### DATA SHOWN ###

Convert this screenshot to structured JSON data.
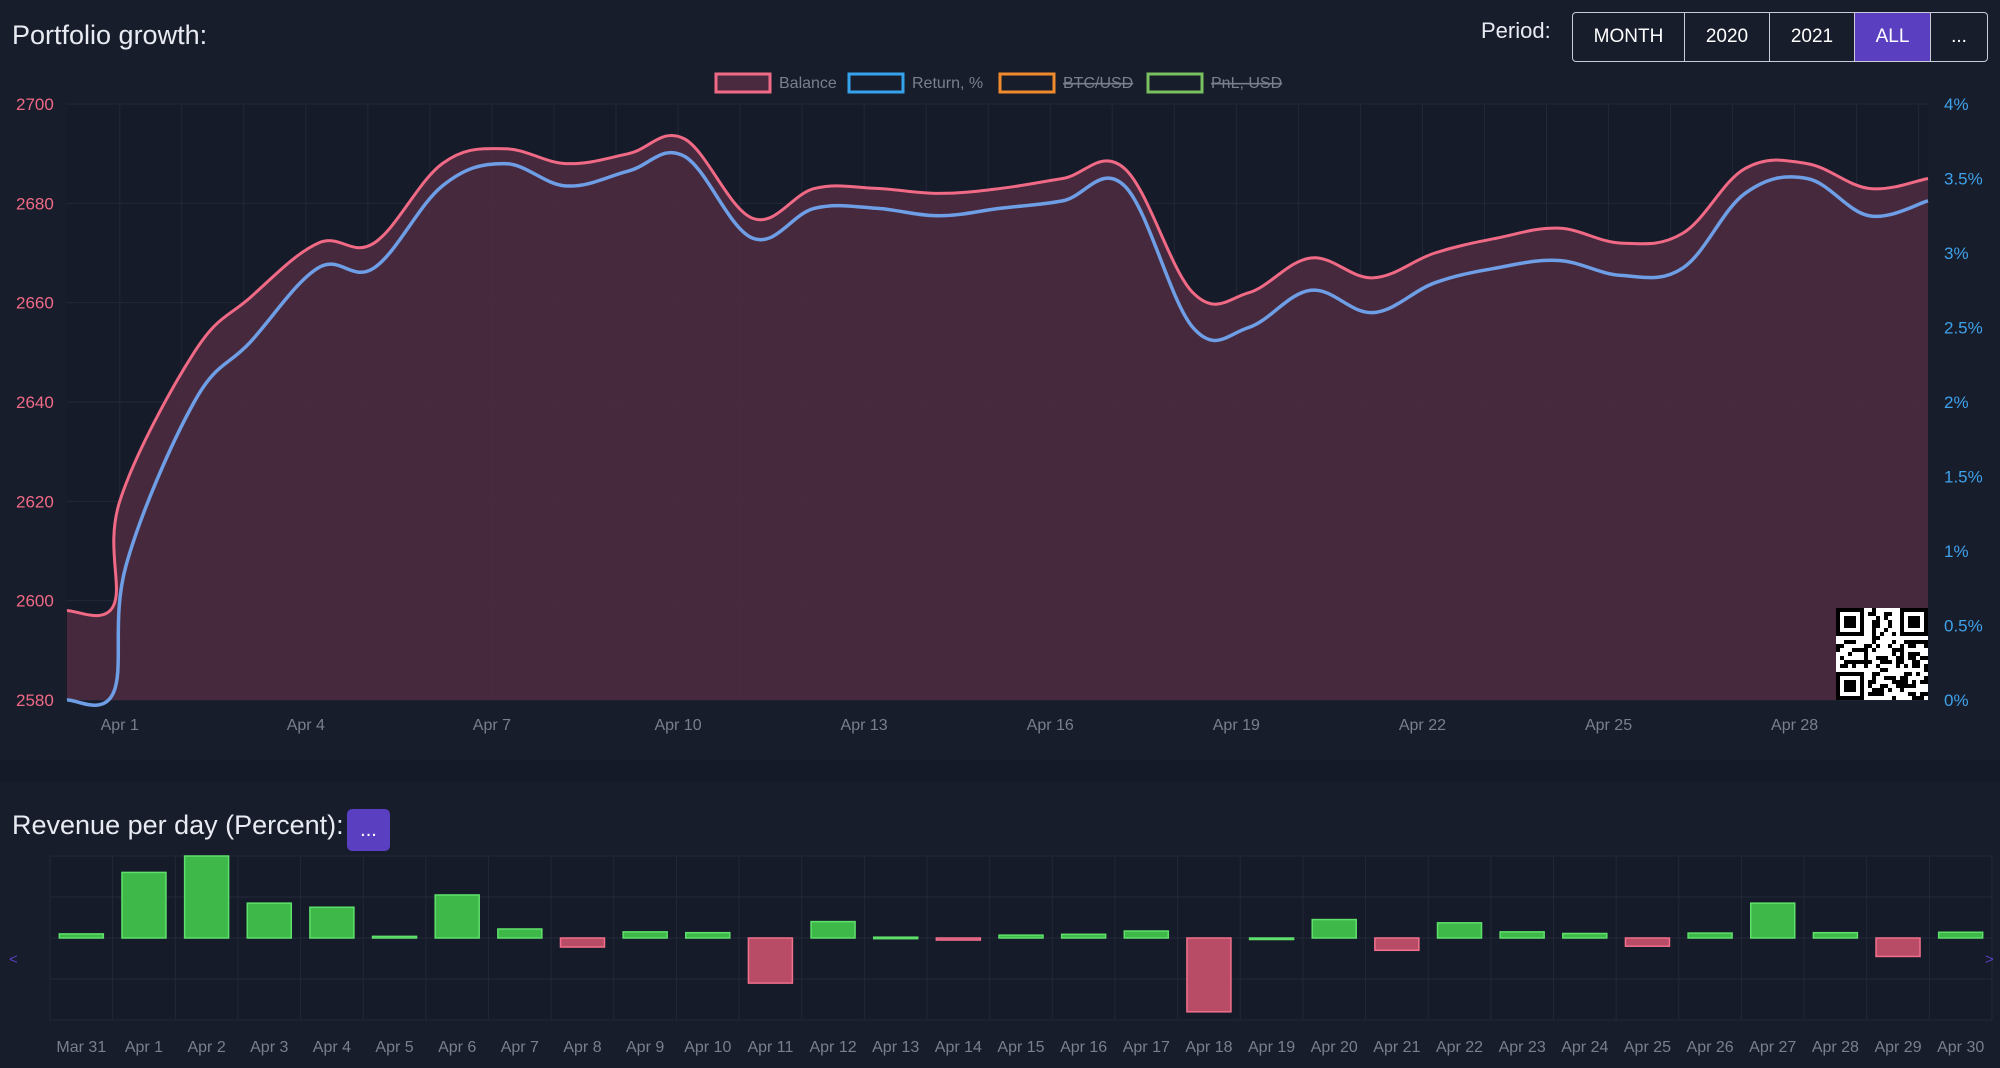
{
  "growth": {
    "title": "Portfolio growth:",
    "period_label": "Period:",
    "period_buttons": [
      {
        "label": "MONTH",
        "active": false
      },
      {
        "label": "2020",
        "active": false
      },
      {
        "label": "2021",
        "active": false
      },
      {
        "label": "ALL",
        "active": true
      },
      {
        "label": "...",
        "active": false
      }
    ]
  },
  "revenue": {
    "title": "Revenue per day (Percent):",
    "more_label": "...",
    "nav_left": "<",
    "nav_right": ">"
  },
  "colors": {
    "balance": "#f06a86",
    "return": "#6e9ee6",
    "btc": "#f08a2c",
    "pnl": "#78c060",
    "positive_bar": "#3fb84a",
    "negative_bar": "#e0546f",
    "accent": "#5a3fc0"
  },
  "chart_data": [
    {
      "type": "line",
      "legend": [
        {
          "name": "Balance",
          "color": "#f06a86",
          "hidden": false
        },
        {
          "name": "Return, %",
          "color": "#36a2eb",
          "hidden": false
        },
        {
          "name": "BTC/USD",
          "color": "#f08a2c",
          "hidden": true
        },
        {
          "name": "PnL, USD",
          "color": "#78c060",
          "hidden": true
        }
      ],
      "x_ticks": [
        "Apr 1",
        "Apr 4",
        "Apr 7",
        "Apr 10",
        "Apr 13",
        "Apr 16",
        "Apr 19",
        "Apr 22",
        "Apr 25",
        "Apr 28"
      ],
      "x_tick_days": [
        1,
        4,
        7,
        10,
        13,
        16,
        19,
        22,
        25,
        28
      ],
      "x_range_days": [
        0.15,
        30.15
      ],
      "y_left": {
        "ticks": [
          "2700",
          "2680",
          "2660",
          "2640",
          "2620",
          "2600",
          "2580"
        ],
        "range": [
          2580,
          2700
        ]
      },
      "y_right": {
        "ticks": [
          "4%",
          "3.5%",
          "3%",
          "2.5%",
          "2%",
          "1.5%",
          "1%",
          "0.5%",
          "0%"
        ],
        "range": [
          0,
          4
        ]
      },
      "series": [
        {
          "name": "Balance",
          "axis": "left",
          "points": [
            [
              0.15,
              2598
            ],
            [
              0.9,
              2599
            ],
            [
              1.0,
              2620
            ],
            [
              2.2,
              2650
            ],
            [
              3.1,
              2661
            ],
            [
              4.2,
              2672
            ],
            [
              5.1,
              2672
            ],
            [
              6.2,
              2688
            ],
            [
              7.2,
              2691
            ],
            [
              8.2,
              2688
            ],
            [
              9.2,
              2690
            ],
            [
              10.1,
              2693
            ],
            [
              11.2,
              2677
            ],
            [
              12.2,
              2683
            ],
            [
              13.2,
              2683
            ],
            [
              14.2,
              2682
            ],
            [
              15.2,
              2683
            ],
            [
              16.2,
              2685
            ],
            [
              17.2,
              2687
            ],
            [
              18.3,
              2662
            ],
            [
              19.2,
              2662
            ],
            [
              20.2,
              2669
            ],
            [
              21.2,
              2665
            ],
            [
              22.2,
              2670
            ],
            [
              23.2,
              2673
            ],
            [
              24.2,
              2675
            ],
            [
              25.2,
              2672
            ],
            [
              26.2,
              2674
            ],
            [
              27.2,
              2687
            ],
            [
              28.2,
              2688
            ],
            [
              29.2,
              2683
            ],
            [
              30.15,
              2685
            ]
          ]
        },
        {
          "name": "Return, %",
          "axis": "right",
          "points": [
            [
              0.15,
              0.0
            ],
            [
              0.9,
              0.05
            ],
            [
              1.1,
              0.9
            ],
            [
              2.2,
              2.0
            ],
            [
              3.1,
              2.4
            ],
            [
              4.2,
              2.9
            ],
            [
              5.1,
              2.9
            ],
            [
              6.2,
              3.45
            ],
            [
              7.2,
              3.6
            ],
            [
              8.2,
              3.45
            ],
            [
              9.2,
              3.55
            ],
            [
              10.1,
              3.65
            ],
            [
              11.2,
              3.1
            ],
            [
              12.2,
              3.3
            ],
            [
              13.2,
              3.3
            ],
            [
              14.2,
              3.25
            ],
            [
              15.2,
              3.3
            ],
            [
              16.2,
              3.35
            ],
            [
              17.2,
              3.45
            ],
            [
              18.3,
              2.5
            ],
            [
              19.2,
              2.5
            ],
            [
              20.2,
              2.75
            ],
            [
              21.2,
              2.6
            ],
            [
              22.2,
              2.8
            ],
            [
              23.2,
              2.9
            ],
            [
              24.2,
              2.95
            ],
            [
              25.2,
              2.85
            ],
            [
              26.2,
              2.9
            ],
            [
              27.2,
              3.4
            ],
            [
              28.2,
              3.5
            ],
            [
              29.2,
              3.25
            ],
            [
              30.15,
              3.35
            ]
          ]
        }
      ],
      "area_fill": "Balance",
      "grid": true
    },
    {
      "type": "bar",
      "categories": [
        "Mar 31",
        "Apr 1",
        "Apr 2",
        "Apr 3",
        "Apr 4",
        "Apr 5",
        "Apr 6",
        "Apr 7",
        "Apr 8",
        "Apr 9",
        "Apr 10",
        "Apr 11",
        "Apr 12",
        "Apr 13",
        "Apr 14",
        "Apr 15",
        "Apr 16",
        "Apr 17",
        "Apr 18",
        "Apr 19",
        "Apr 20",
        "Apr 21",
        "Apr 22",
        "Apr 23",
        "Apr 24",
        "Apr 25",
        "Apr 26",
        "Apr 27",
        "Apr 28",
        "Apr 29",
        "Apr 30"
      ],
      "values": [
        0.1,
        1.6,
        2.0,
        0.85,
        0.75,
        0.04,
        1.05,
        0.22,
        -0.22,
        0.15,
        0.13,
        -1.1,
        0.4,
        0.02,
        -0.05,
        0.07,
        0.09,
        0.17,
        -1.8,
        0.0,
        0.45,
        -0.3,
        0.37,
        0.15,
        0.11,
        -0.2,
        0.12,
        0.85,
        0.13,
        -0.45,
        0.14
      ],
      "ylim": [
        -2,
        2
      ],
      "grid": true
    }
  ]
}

###
### DATA SHOWN ###

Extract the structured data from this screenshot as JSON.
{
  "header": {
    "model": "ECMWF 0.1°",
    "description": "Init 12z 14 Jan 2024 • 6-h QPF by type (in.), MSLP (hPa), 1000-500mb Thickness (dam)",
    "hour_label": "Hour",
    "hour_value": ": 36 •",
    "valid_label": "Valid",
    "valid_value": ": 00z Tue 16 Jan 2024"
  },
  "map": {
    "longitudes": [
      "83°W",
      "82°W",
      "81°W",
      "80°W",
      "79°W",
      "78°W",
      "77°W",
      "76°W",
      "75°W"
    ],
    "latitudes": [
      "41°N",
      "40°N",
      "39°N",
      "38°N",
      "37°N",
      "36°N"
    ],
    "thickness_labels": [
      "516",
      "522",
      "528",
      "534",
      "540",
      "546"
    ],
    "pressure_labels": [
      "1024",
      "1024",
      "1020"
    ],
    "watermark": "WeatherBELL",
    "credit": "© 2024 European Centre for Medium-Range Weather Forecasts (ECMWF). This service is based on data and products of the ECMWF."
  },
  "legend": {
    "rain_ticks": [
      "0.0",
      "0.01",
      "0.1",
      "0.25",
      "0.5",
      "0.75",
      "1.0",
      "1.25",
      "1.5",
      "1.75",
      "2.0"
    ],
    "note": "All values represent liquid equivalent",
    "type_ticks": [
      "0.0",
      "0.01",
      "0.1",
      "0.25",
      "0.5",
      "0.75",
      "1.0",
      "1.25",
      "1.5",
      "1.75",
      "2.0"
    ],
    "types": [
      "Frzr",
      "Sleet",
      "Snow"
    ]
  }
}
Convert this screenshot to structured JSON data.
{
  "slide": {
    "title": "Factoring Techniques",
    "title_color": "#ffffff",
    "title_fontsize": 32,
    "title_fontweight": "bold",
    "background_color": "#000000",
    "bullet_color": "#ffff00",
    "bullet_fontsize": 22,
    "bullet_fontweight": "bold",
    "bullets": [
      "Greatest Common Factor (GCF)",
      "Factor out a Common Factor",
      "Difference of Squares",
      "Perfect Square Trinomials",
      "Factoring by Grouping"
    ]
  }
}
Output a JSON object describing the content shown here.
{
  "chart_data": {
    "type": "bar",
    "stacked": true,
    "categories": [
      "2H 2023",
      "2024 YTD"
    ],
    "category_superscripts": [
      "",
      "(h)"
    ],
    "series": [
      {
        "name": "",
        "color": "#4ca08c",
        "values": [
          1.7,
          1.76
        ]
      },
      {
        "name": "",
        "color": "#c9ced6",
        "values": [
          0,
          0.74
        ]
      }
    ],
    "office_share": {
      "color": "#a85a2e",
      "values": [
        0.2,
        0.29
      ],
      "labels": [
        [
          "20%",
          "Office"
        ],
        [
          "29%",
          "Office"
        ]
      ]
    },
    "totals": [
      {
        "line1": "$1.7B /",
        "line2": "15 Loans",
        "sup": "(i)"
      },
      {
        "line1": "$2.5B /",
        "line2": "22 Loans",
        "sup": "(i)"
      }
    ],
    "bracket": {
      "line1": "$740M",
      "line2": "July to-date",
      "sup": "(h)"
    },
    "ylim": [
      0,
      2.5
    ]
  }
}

###

§ SHORT TASK
Return a copy of every line that includes the word "JSON".

§ TASK RESULT
Convert this screenshot to structured JSON data.
Extract the structured data from this screenshot as JSON.
Convert this screenshot to structured JSON data.
Output a JSON object describing the content shown here.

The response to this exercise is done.